> [Task instructions] Pick out all lines in the listing holding the string "значение" and copy them.

-- begin --

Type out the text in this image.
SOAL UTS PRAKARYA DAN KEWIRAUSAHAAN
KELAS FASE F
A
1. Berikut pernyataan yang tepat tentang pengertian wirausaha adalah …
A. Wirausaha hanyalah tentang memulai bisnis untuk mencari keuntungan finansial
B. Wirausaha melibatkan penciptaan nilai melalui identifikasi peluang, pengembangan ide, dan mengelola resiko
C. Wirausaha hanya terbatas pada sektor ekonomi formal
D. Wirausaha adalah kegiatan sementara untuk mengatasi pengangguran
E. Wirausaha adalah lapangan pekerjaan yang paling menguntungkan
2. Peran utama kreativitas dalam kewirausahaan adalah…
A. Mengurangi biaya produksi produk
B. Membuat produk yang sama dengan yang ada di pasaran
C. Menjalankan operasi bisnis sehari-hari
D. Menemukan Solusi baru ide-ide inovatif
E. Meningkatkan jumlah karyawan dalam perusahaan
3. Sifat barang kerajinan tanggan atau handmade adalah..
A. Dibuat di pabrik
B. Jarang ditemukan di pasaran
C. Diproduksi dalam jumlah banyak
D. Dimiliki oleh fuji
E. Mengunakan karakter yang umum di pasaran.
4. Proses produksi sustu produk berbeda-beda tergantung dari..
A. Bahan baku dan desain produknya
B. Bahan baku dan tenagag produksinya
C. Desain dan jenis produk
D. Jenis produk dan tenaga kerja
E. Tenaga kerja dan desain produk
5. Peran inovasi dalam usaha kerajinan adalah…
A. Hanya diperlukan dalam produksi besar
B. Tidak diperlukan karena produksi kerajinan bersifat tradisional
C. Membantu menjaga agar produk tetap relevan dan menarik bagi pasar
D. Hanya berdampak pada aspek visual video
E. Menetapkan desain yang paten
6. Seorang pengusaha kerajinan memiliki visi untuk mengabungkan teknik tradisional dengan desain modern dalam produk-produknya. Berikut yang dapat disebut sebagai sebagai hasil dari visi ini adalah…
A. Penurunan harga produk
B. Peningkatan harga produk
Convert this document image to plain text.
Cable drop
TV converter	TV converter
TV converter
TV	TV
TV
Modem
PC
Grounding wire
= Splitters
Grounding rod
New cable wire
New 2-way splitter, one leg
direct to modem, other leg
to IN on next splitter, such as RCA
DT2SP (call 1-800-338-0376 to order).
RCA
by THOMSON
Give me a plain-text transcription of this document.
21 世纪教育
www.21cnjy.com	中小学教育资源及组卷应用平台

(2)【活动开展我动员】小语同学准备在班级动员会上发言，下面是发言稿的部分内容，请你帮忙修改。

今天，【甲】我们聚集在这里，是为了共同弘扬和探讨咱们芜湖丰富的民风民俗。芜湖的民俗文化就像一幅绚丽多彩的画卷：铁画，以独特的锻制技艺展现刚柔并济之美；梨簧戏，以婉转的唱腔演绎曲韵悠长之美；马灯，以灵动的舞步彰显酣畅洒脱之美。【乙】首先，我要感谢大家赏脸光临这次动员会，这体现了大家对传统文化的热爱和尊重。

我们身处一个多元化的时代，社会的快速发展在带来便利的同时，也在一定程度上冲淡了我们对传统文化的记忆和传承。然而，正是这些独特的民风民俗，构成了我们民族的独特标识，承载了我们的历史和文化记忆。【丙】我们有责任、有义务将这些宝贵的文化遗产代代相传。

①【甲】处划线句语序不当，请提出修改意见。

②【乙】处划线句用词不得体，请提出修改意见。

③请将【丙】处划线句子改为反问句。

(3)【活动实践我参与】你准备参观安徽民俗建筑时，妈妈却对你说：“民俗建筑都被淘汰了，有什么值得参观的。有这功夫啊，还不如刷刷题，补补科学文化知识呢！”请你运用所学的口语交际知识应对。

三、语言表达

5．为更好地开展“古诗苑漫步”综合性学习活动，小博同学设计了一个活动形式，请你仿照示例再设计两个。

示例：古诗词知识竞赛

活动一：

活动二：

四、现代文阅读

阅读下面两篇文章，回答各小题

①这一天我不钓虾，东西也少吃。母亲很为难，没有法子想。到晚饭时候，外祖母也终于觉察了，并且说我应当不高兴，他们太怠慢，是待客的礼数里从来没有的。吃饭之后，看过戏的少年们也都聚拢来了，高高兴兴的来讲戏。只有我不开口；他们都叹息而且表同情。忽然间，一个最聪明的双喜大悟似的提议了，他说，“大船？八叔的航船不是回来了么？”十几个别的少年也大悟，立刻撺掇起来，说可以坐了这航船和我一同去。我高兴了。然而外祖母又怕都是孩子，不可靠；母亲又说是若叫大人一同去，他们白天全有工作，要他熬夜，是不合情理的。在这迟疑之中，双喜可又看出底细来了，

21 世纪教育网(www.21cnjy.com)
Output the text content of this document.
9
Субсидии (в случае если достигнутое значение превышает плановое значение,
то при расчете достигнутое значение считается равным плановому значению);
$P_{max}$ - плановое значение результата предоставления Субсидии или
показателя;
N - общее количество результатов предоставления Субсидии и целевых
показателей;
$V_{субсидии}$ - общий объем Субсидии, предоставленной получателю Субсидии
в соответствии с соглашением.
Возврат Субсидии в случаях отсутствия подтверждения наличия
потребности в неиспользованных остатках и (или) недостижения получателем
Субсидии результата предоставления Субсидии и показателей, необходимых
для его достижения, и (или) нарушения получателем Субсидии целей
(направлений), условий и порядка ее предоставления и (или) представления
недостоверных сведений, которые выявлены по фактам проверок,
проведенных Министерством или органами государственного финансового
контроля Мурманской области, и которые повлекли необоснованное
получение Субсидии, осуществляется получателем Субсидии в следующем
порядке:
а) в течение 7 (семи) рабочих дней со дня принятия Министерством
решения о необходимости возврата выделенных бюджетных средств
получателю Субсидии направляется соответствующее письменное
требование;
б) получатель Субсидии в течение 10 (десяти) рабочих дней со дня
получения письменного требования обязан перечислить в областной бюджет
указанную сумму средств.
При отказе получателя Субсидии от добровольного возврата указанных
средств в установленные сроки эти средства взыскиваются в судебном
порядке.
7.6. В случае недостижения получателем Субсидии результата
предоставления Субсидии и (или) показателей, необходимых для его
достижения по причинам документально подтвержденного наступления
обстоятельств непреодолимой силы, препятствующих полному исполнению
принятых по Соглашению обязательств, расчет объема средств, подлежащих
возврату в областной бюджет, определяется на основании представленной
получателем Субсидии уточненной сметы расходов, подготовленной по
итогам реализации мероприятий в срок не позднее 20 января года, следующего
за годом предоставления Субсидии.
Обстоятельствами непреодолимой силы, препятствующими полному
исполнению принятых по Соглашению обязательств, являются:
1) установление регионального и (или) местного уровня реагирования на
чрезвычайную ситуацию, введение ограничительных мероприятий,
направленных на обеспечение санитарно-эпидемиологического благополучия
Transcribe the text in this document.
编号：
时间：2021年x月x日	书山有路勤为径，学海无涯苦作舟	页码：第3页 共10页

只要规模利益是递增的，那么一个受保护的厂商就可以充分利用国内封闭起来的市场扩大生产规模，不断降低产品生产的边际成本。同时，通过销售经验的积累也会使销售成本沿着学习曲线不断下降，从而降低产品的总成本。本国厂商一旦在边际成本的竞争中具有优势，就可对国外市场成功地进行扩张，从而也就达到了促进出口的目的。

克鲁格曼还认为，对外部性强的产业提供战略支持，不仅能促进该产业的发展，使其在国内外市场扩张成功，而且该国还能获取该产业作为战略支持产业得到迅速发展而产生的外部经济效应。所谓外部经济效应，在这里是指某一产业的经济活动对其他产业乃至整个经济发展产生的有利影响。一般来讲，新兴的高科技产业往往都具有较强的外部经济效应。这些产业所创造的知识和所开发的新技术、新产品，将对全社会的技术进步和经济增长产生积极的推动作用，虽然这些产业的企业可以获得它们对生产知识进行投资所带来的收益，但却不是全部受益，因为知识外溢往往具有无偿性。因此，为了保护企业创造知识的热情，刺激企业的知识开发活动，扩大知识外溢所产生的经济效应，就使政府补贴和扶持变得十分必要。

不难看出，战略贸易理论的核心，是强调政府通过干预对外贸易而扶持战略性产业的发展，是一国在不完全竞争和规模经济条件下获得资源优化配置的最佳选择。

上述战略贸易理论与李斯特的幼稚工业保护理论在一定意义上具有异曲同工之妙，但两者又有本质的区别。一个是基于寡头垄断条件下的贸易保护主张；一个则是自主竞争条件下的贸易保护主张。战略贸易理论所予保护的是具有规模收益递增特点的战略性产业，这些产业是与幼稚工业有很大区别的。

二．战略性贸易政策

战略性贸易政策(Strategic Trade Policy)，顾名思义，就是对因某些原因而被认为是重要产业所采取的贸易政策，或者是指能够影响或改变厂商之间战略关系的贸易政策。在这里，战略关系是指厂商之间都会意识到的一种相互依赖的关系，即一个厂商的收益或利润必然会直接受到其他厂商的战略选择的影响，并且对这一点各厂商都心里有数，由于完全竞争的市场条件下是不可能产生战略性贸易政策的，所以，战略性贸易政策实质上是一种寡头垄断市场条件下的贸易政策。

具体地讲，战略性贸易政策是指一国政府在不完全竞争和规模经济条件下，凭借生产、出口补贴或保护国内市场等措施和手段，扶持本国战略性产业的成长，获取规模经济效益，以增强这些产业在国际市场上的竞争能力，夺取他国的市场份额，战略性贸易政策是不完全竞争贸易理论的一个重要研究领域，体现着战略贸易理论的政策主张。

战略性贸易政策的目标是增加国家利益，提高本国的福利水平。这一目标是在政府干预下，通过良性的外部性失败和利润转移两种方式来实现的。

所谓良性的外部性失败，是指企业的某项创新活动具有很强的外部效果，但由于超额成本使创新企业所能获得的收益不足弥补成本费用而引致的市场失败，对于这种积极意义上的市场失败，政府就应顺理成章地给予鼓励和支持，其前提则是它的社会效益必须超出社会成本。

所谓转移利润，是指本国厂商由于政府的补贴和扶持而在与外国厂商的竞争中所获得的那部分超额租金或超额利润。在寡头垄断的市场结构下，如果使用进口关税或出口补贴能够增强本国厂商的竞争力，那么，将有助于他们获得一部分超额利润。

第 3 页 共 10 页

-- end --

> [Response to this task]
Субсидии (в случае если достигнутое значение превышает плановое значение,
то при расчете достигнутое значение считается равным плановому значению);
$P_{max}$ - плановое значение результата предоставления Субсидии или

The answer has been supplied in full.